→ **Stated exercise**: Exclude the pictures and retype the entries as written.
====== Extracted data ======
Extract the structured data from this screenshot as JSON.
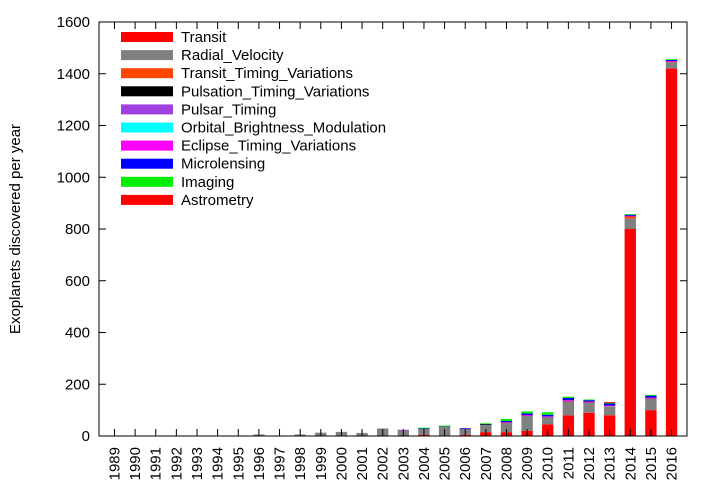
{
  "chart_data": {
    "type": "bar",
    "stacked": true,
    "title": "",
    "xlabel": "",
    "ylabel": "Exoplanets discovered per year",
    "ylim": [
      0,
      1600
    ],
    "yticks": [
      0,
      200,
      400,
      600,
      800,
      1000,
      1200,
      1400,
      1600
    ],
    "grid": false,
    "legend_position": "top-left",
    "categories": [
      "1989",
      "1990",
      "1991",
      "1992",
      "1993",
      "1994",
      "1995",
      "1996",
      "1997",
      "1998",
      "1999",
      "2000",
      "2001",
      "2002",
      "2003",
      "2004",
      "2005",
      "2006",
      "2007",
      "2008",
      "2009",
      "2010",
      "2011",
      "2012",
      "2013",
      "2014",
      "2015",
      "2016"
    ],
    "series": [
      {
        "name": "Transit",
        "color": "#ff0000",
        "values": [
          0,
          0,
          0,
          0,
          0,
          0,
          0,
          0,
          0,
          0,
          0,
          0,
          0,
          1,
          1,
          5,
          2,
          5,
          15,
          15,
          20,
          45,
          80,
          90,
          80,
          800,
          100,
          1420
        ]
      },
      {
        "name": "Radial_Velocity",
        "color": "#808080",
        "values": [
          1,
          0,
          0,
          0,
          0,
          0,
          1,
          6,
          1,
          6,
          13,
          16,
          12,
          28,
          22,
          24,
          35,
          22,
          30,
          38,
          60,
          30,
          55,
          40,
          33,
          40,
          45,
          25
        ]
      },
      {
        "name": "Transit_Timing_Variations",
        "color": "#ff4500",
        "values": [
          0,
          0,
          0,
          0,
          0,
          0,
          0,
          0,
          0,
          0,
          0,
          0,
          0,
          0,
          0,
          0,
          0,
          0,
          0,
          0,
          0,
          0,
          1,
          2,
          3,
          10,
          2,
          3
        ]
      },
      {
        "name": "Pulsation_Timing_Variations",
        "color": "#000000",
        "values": [
          0,
          0,
          0,
          0,
          0,
          0,
          0,
          0,
          0,
          0,
          0,
          0,
          0,
          0,
          0,
          0,
          0,
          0,
          1,
          0,
          0,
          0,
          0,
          0,
          0,
          0,
          0,
          0
        ]
      },
      {
        "name": "Pulsar_Timing",
        "color": "#a040e0",
        "values": [
          0,
          0,
          0,
          2,
          0,
          0,
          0,
          0,
          0,
          0,
          0,
          0,
          0,
          0,
          1,
          0,
          0,
          0,
          0,
          0,
          0,
          0,
          1,
          0,
          0,
          0,
          0,
          0
        ]
      },
      {
        "name": "Orbital_Brightness_Modulation",
        "color": "#00ffff",
        "values": [
          0,
          0,
          0,
          0,
          0,
          0,
          0,
          0,
          0,
          0,
          0,
          0,
          0,
          0,
          0,
          0,
          0,
          0,
          0,
          0,
          0,
          0,
          0,
          0,
          1,
          0,
          0,
          0
        ]
      },
      {
        "name": "Eclipse_Timing_Variations",
        "color": "#ff00ff",
        "values": [
          0,
          0,
          0,
          0,
          0,
          0,
          0,
          0,
          0,
          0,
          0,
          0,
          0,
          0,
          0,
          0,
          0,
          0,
          0,
          1,
          1,
          1,
          2,
          1,
          1,
          1,
          1,
          1
        ]
      },
      {
        "name": "Microlensing",
        "color": "#0000ff",
        "values": [
          0,
          0,
          0,
          0,
          0,
          0,
          0,
          0,
          0,
          0,
          0,
          0,
          0,
          0,
          0,
          1,
          2,
          3,
          2,
          4,
          6,
          6,
          8,
          6,
          8,
          4,
          8,
          5
        ]
      },
      {
        "name": "Imaging",
        "color": "#00ee00",
        "values": [
          0,
          0,
          0,
          0,
          0,
          0,
          0,
          0,
          0,
          0,
          0,
          0,
          0,
          0,
          0,
          2,
          1,
          0,
          1,
          8,
          8,
          10,
          5,
          2,
          4,
          3,
          3,
          2
        ]
      },
      {
        "name": "Astrometry",
        "color": "#ff0000",
        "values": [
          0,
          0,
          0,
          0,
          0,
          0,
          0,
          0,
          0,
          0,
          0,
          0,
          0,
          0,
          0,
          0,
          0,
          0,
          0,
          0,
          0,
          0,
          0,
          0,
          1,
          0,
          0,
          0
        ]
      }
    ]
  }
}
======
→ **Response**:
Extract the structured data from this screenshot as JSON.
{
  "chart_data": {
    "type": "bar",
    "stacked": true,
    "title": "",
    "xlabel": "",
    "ylabel": "Exoplanets discovered per year",
    "ylim": [
      0,
      1600
    ],
    "yticks": [
      0,
      200,
      400,
      600,
      800,
      1000,
      1200,
      1400,
      1600
    ],
    "grid": false,
    "legend_position": "top-left",
    "categories": [
      "1989",
      "1990",
      "1991",
      "1992",
      "1993",
      "1994",
      "1995",
      "1996",
      "1997",
      "1998",
      "1999",
      "2000",
      "2001",
      "2002",
      "2003",
      "2004",
      "2005",
      "2006",
      "2007",
      "2008",
      "2009",
      "2010",
      "2011",
      "2012",
      "2013",
      "2014",
      "2015",
      "2016"
    ],
    "series": [
      {
        "name": "Transit",
        "color": "#ff0000",
        "values": [
          0,
          0,
          0,
          0,
          0,
          0,
          0,
          0,
          0,
          0,
          0,
          0,
          0,
          1,
          1,
          5,
          2,
          5,
          15,
          15,
          20,
          45,
          80,
          90,
          80,
          800,
          100,
          1420
        ]
      },
      {
        "name": "Radial_Velocity",
        "color": "#808080",
        "values": [
          1,
          0,
          0,
          0,
          0,
          0,
          1,
          6,
          1,
          6,
          13,
          16,
          12,
          28,
          22,
          24,
          35,
          22,
          30,
          38,
          60,
          30,
          55,
          40,
          33,
          40,
          45,
          25
        ]
      },
      {
        "name": "Transit_Timing_Variations",
        "color": "#ff4500",
        "values": [
          0,
          0,
          0,
          0,
          0,
          0,
          0,
          0,
          0,
          0,
          0,
          0,
          0,
          0,
          0,
          0,
          0,
          0,
          0,
          0,
          0,
          0,
          1,
          2,
          3,
          10,
          2,
          3
        ]
      },
      {
        "name": "Pulsation_Timing_Variations",
        "color": "#000000",
        "values": [
          0,
          0,
          0,
          0,
          0,
          0,
          0,
          0,
          0,
          0,
          0,
          0,
          0,
          0,
          0,
          0,
          0,
          0,
          1,
          0,
          0,
          0,
          0,
          0,
          0,
          0,
          0,
          0
        ]
      },
      {
        "name": "Pulsar_Timing",
        "color": "#a040e0",
        "values": [
          0,
          0,
          0,
          2,
          0,
          0,
          0,
          0,
          0,
          0,
          0,
          0,
          0,
          0,
          1,
          0,
          0,
          0,
          0,
          0,
          0,
          0,
          1,
          0,
          0,
          0,
          0,
          0
        ]
      },
      {
        "name": "Orbital_Brightness_Modulation",
        "color": "#00ffff",
        "values": [
          0,
          0,
          0,
          0,
          0,
          0,
          0,
          0,
          0,
          0,
          0,
          0,
          0,
          0,
          0,
          0,
          0,
          0,
          0,
          0,
          0,
          0,
          0,
          0,
          1,
          0,
          0,
          0
        ]
      },
      {
        "name": "Eclipse_Timing_Variations",
        "color": "#ff00ff",
        "values": [
          0,
          0,
          0,
          0,
          0,
          0,
          0,
          0,
          0,
          0,
          0,
          0,
          0,
          0,
          0,
          0,
          0,
          0,
          0,
          1,
          1,
          1,
          2,
          1,
          1,
          1,
          1,
          1
        ]
      },
      {
        "name": "Microlensing",
        "color": "#0000ff",
        "values": [
          0,
          0,
          0,
          0,
          0,
          0,
          0,
          0,
          0,
          0,
          0,
          0,
          0,
          0,
          0,
          1,
          2,
          3,
          2,
          4,
          6,
          6,
          8,
          6,
          8,
          4,
          8,
          5
        ]
      },
      {
        "name": "Imaging",
        "color": "#00ee00",
        "values": [
          0,
          0,
          0,
          0,
          0,
          0,
          0,
          0,
          0,
          0,
          0,
          0,
          0,
          0,
          0,
          2,
          1,
          0,
          1,
          8,
          8,
          10,
          5,
          2,
          4,
          3,
          3,
          2
        ]
      },
      {
        "name": "Astrometry",
        "color": "#ff0000",
        "values": [
          0,
          0,
          0,
          0,
          0,
          0,
          0,
          0,
          0,
          0,
          0,
          0,
          0,
          0,
          0,
          0,
          0,
          0,
          0,
          0,
          0,
          0,
          0,
          0,
          1,
          0,
          0,
          0
        ]
      }
    ]
  }
}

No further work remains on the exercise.